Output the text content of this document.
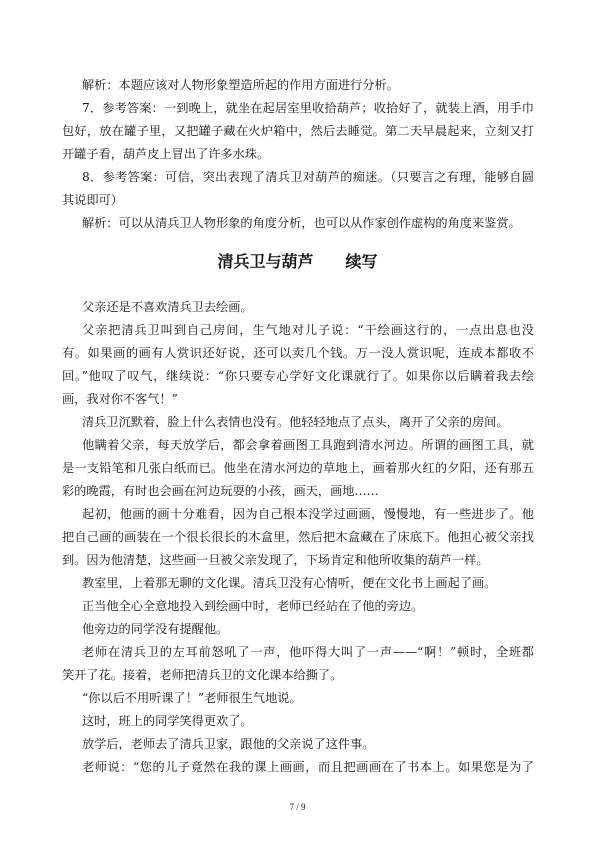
解析：本题应该对人物形象塑造所起的作用方面进行分析。
7．参考答案：一到晚上，就坐在起居室里收拾葫芦；收拾好了，就装上酒，用手巾
包好，放在罐子里，又把罐子藏在火炉箱中，然后去睡觉。第二天早晨起来，立刻又打
开罐子看，葫芦皮上冒出了许多水珠。
8．参考答案：可信，突出表现了清兵卫对葫芦的痴迷。（只要言之有理，能够自圆
其说即可）
解析：可以从清兵卫人物形象的角度分析，也可以从作家创作虚构的角度来鉴赏。
清兵卫与葫芦　　续写
父亲还是不喜欢清兵卫去绘画。
父亲把清兵卫叫到自己房间，生气地对儿子说：“干绘画这行的，一点出息也没
有。如果画的画有人赏识还好说，还可以卖几个钱。万一没人赏识呢，连成本都收不
回。”他叹了叹气，继续说：“你只要专心学好文化课就行了。如果你以后瞒着我去绘
画，我对你不客气！”
清兵卫沉默着，脸上什么表情也没有。他轻轻地点了点头，离开了父亲的房间。
他瞒着父亲，每天放学后，都会拿着画图工具跑到清水河边。所谓的画图工具，就
是一支铅笔和几张白纸而已。他坐在清水河边的草地上，画着那火红的夕阳，还有那五
彩的晚霞，有时也会画在河边玩耍的小孩，画天，画地……
起初，他画的画十分难看，因为自己根本没学过画画，慢慢地，有一些进步了。他
把自己画的画装在一个很长很长的木盒里，然后把木盒藏在了床底下。他担心被父亲找
到。因为他清楚，这些画一旦被父亲发现了，下场肯定和他所收集的葫芦一样。
教室里，上着那无聊的文化课。清兵卫没有心情听，便在文化书上画起了画。
正当他全心全意地投入到绘画中时，老师已经站在了他的旁边。
他旁边的同学没有提醒他。
老师在清兵卫的左耳前怒吼了一声，他吓得大叫了一声——“啊！”顿时，全班都
笑开了花。接着，老师把清兵卫的文化课本给撕了。
“你以后不用听课了！”老师很生气地说。
这时，班上的同学笑得更欢了。
放学后，老师去了清兵卫家，跟他的父亲说了这件事。
老师说：“您的儿子竟然在我的课上画画，而且把画画在了书本上。如果您是为了
7 / 9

· · · · · · ·

Pull every line containing "参考答案" from the data.

7．参考答案：一到晚上，就坐在起居室里收拾葫芦；收拾好了，就装上酒，用手巾
8．参考答案：可信，突出表现了清兵卫对葫芦的痴迷。（只要言之有理，能够自圆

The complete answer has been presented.